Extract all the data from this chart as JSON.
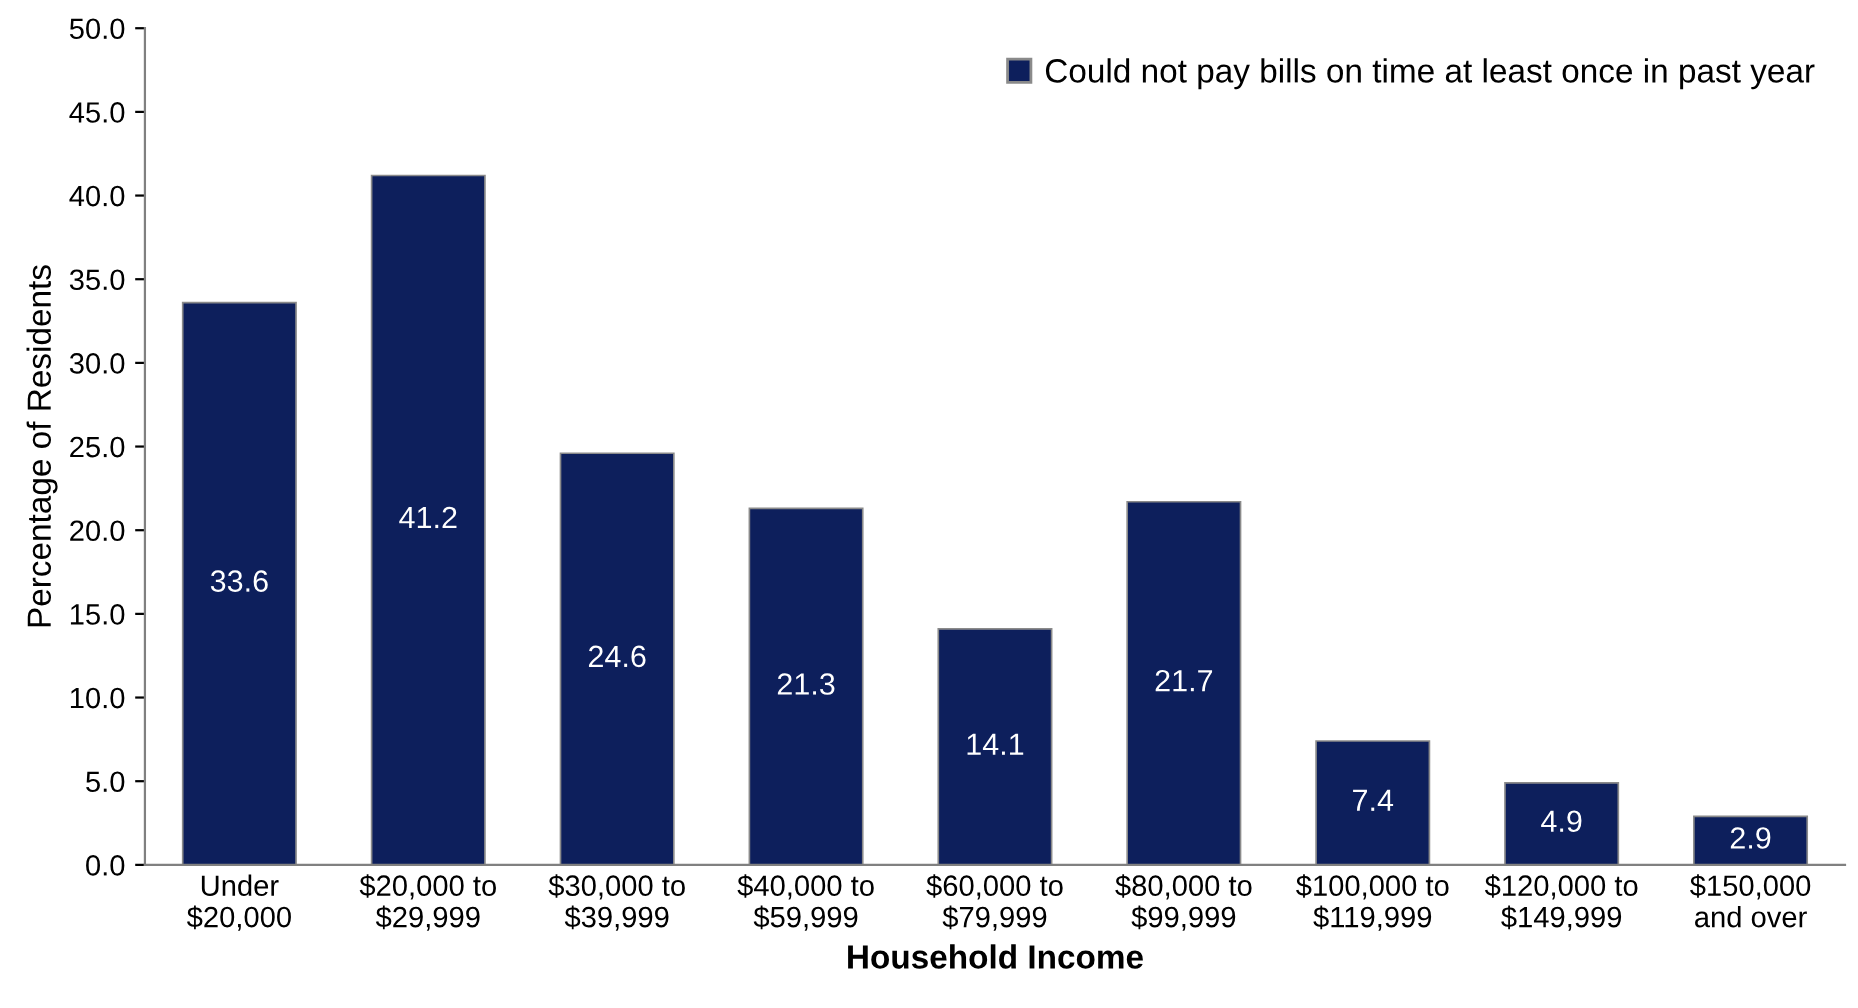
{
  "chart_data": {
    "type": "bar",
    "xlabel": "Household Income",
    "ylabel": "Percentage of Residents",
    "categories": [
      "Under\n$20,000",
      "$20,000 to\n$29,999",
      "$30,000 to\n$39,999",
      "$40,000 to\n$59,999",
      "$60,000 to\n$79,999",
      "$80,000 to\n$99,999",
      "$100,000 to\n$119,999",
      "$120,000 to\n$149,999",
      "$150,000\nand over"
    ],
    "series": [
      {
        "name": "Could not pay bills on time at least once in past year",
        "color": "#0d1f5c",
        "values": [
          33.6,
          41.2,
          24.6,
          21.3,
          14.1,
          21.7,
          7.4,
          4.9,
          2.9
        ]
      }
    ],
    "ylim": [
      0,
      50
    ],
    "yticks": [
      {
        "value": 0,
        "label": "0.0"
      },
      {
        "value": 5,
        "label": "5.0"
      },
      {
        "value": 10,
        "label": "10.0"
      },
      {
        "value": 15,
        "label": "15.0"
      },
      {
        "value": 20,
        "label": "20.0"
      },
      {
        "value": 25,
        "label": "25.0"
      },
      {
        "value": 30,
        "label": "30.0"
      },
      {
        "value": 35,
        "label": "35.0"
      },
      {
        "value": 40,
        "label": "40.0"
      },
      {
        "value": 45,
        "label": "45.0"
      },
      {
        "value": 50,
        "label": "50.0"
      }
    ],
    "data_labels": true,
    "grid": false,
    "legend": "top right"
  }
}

---+---

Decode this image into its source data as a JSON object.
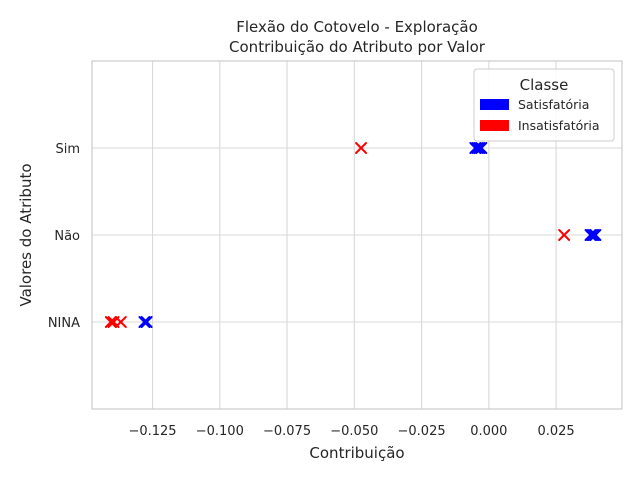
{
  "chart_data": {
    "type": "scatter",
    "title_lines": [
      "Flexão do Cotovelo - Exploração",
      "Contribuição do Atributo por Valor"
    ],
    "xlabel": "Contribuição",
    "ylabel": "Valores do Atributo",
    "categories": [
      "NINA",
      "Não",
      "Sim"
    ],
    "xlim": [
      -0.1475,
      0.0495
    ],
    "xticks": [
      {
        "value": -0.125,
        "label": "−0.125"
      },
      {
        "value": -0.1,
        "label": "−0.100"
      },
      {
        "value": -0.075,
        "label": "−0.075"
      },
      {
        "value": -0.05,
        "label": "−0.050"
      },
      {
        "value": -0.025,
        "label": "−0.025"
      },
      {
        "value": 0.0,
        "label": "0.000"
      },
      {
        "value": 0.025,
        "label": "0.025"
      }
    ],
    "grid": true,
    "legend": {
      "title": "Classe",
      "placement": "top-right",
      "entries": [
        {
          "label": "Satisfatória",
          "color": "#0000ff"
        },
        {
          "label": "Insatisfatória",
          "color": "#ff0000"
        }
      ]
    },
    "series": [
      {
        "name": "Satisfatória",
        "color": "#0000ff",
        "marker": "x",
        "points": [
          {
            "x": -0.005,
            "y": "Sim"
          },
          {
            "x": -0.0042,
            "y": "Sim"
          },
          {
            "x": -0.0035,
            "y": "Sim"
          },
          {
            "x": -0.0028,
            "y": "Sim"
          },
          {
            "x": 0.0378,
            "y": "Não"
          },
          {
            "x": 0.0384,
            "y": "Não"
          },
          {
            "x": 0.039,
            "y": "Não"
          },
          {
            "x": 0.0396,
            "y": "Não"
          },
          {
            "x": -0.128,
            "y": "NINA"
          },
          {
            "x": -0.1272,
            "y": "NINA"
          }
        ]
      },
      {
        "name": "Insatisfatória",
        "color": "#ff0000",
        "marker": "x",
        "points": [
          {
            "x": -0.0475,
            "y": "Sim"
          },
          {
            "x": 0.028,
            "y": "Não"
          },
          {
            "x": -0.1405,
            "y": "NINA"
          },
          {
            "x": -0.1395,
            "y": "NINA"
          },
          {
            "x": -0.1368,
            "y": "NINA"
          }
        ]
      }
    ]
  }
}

---+---

Copy out every line from the data above that has "JSON" in it.

▶ **Exercise answer**:
Extract all the data from this chart as JSON.
Decode this image into its source data as a JSON object.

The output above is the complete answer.